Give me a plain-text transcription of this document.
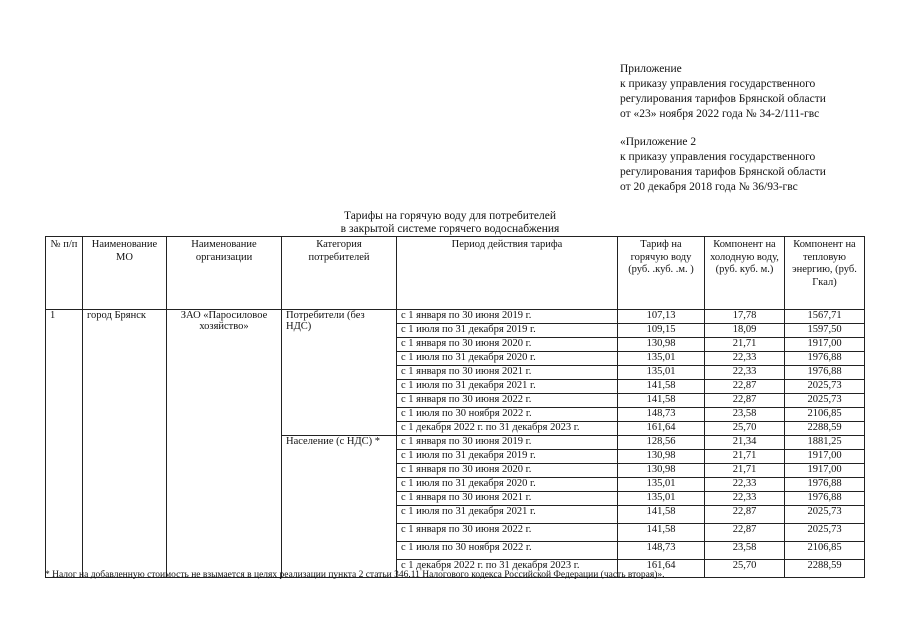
Приложение
к приказу управления государственного
регулирования тарифов Брянской области
от «23» ноября 2022 года № 34-2/111-гвс
«Приложение 2
к приказу управления государственного
регулирования тарифов Брянской области
от 20 декабря 2018 года № 36/93-гвс
Тарифы на горячую воду для потребителей
в закрытой системе горячего водоснабжения
№ п/п	Наименование МО	Наименование организации	Категория потребителей	Период действия тарифа	Тариф на горячую воду (руб. .куб. .м. )	Компонент на холодную воду, (руб. куб. м.)	Компонент на тепловую энергию, (руб. Гкал)
1	город Брянск	ЗАО «Паросиловое хозяйство»	Потребители (без НДС)	с 1 января по 30 июня 2019 г.	107,13	17,78	1567,71
				с 1 июля по 31 декабря 2019 г.	109,15	18,09	1597,50
				с 1 января по 30 июня 2020 г.	130,98	21,71	1917,00
				с 1 июля по 31 декабря 2020 г.	135,01	22,33	1976,88
				с 1 января по 30 июня 2021 г.	135,01	22,33	1976,88
				с 1 июля по 31 декабря 2021 г.	141,58	22,87	2025,73
				с 1 января по 30 июня 2022 г.	141,58	22,87	2025,73
				с 1 июля по 30 ноября 2022 г.	148,73	23,58	2106,85
				с 1 декабря 2022 г. по 31 декабря 2023 г.	161,64	25,70	2288,59
			Население (с НДС) *	с 1 января по 30 июня 2019 г.	128,56	21,34	1881,25
				с 1 июля по 31 декабря 2019 г.	130,98	21,71	1917,00
				с 1 января по 30 июня 2020 г.	130,98	21,71	1917,00
				с 1 июля по 31 декабря 2020 г.	135,01	22,33	1976,88
				с 1 января по 30 июня 2021 г.	135,01	22,33	1976,88
				с 1 июля по 31 декабря 2021 г.	141,58	22,87	2025,73
				с 1 января по 30 июня 2022 г.	141,58	22,87	2025,73
				с 1 июля по 30 ноября 2022 г.	148,73	23,58	2106,85
				с 1 декабря 2022 г. по 31 декабря 2023 г.	161,64	25,70	2288,59
* Налог на добавленную стоимость не взымается в целях реализации пункта 2 статьи 346.11 Налогового кодекса Российской Федерации (часть вторая)».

□ □ □

» **SHORT TASK**: Give the entries again word for word, but skip the pictures.

» **SOLUTION TO THIS TASK**:
Give me a plain-text transcription of this document.
Приложение
к приказу управления государственного
регулирования тарифов Брянской области
от «23» ноября 2022 года № 34-2/111-гвс
«Приложение 2
к приказу управления государственного
регулирования тарифов Брянской области
от 20 декабря 2018 года № 36/93-гвс
Тарифы на горячую воду для потребителей
в закрытой системе горячего водоснабжения
№ п/п	Наименование МО	Наименование организации	Категория потребителей	Период действия тарифа	Тариф на горячую воду (руб. .куб. .м. )	Компонент на холодную воду, (руб. куб. м.)	Компонент на тепловую энергию, (руб. Гкал)
1	город Брянск	ЗАО «Паросиловое хозяйство»	Потребители (без НДС)	с 1 января по 30 июня 2019 г.	107,13	17,78	1567,71
				с 1 июля по 31 декабря 2019 г.	109,15	18,09	1597,50
				с 1 января по 30 июня 2020 г.	130,98	21,71	1917,00
				с 1 июля по 31 декабря 2020 г.	135,01	22,33	1976,88
				с 1 января по 30 июня 2021 г.	135,01	22,33	1976,88
				с 1 июля по 31 декабря 2021 г.	141,58	22,87	2025,73
				с 1 января по 30 июня 2022 г.	141,58	22,87	2025,73
				с 1 июля по 30 ноября 2022 г.	148,73	23,58	2106,85
				с 1 декабря 2022 г. по 31 декабря 2023 г.	161,64	25,70	2288,59
			Население (с НДС) *	с 1 января по 30 июня 2019 г.	128,56	21,34	1881,25
				с 1 июля по 31 декабря 2019 г.	130,98	21,71	1917,00
				с 1 января по 30 июня 2020 г.	130,98	21,71	1917,00
				с 1 июля по 31 декабря 2020 г.	135,01	22,33	1976,88
				с 1 января по 30 июня 2021 г.	135,01	22,33	1976,88
				с 1 июля по 31 декабря 2021 г.	141,58	22,87	2025,73
				с 1 января по 30 июня 2022 г.	141,58	22,87	2025,73
				с 1 июля по 30 ноября 2022 г.	148,73	23,58	2106,85
				с 1 декабря 2022 г. по 31 декабря 2023 г.	161,64	25,70	2288,59
* Налог на добавленную стоимость не взымается в целях реализации пункта 2 статьи 346.11 Налогового кодекса Российской Федерации (часть вторая)».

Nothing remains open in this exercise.